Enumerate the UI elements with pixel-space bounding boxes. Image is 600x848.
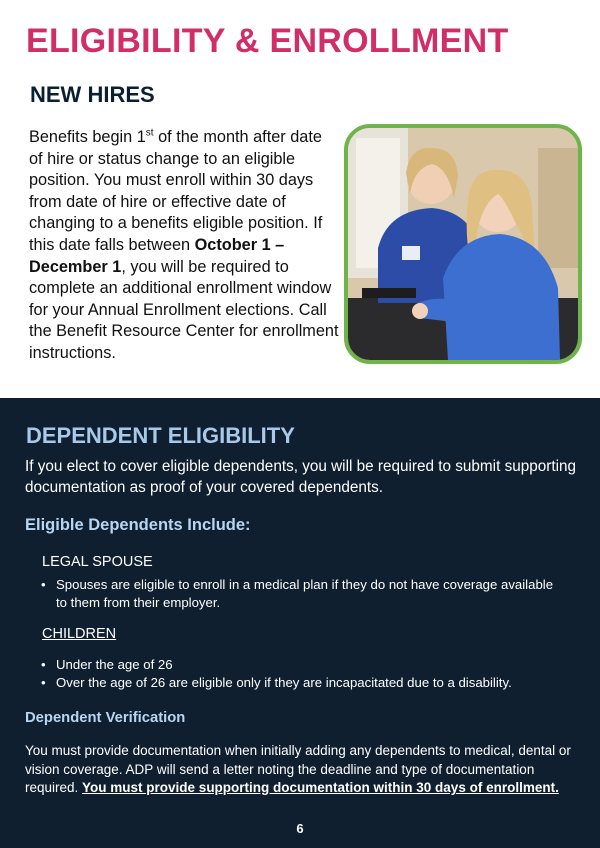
children-list [41,656,561,692]
employees-photo-illustration [348,128,578,360]
verification-deadline: You must provide supporting documentation within 30 days of enrollment. [82,780,559,795]
list-item: • Under the age of 26 [41,656,561,674]
new-hires-heading: NEW HIRES [30,82,155,107]
intro-superscript: st [145,127,154,139]
dependent-intro: If you elect to cover eligible dependents, you will be required to submit supporting documentation as proof of your covered dependents. [25,458,577,496]
spouse-list [41,576,561,612]
eligible-dependents-heading: Eligible Dependents Include: [25,516,251,534]
employees-photo [344,124,582,364]
dependent-eligibility-heading: DEPENDENT ELIGIBILITY [26,423,295,448]
legal-spouse-label: LEGAL SPOUSE [42,554,153,570]
new-hires-section [0,0,600,398]
new-hires-paragraph [29,127,339,365]
dependent-verification-heading: Dependent Verification [25,710,186,726]
dependent-verification-text [25,742,575,798]
list-item: • Over the age of 26 are eligible only if they are incapacitated due to a disability. [41,674,561,692]
list-item: • Spouses are eligible to enroll in a medical plan if they do not have coverage available to them from their employer. [41,576,561,612]
page-title: ELIGIBILITY & ENROLLMENT [26,22,509,60]
intro-text-2: of the month after date of hire or status change to an eligible position. You must enroll within 30 days from date of hire or effective date of changing to a benefits eligible position. If this date falls between [29,128,323,254]
intro-text-1: Benefits begin 1 [29,128,146,146]
verification-body: You must provide documentation when initially adding any dependents to medical, dental or vision coverage. ADP will send a letter noting the deadline and type of documentation required. [25,743,571,795]
intro-date-range: October 1 – December 1 [29,235,285,276]
page-number: 6 [296,821,304,836]
intro-text-3: , you will be required to complete an additional enrollment window for your Annual Enrollment elections. Call the Benefit Resource Center for enrollment instructions. [29,257,339,362]
children-label: CHILDREN [42,626,117,642]
dependent-eligibility-section [0,398,600,848]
-*-*-
*Given exercise*:
Copy the data above line for line, without the picture.

*Final result*:
Enumerate the UI elements with pixel-space bounding boxes. Image is 600x848.
children-list [41,656,561,692]
employees-photo-illustration [348,128,578,360]
verification-deadline: You must provide supporting documentation within 30 days of enrollment. [82,780,559,795]
list-item: • Under the age of 26 [41,656,561,674]
new-hires-heading: NEW HIRES [30,82,155,107]
intro-superscript: st [145,127,154,139]
dependent-intro: If you elect to cover eligible dependents, you will be required to submit supporting documentation as proof of your covered dependents. [25,458,577,496]
spouse-list [41,576,561,612]
eligible-dependents-heading: Eligible Dependents Include: [25,516,251,534]
employees-photo [344,124,582,364]
dependent-eligibility-heading: DEPENDENT ELIGIBILITY [26,423,295,448]
legal-spouse-label: LEGAL SPOUSE [42,554,153,570]
new-hires-section [0,0,600,398]
new-hires-paragraph [29,127,339,365]
dependent-verification-heading: Dependent Verification [25,710,186,726]
dependent-verification-text [25,742,575,798]
list-item: • Over the age of 26 are eligible only if they are incapacitated due to a disability. [41,674,561,692]
list-item: • Spouses are eligible to enroll in a medical plan if they do not have coverage available to them from their employer. [41,576,561,612]
page-title: ELIGIBILITY & ENROLLMENT [26,22,509,60]
intro-text-2: of the month after date of hire or status change to an eligible position. You must enroll within 30 days from date of hire or effective date of changing to a benefits eligible position. If this date falls between [29,128,323,254]
intro-text-1: Benefits begin 1 [29,128,146,146]
verification-body: You must provide documentation when initially adding any dependents to medical, dental or vision coverage. ADP will send a letter noting the deadline and type of documentation required. [25,743,571,795]
intro-date-range: October 1 – December 1 [29,235,285,276]
page-number: 6 [296,821,304,836]
intro-text-3: , you will be required to complete an additional enrollment window for your Annual Enrollment elections. Call the Benefit Resource Center for enrollment instructions. [29,257,339,362]
children-label: CHILDREN [42,626,117,642]
dependent-eligibility-section [0,398,600,848]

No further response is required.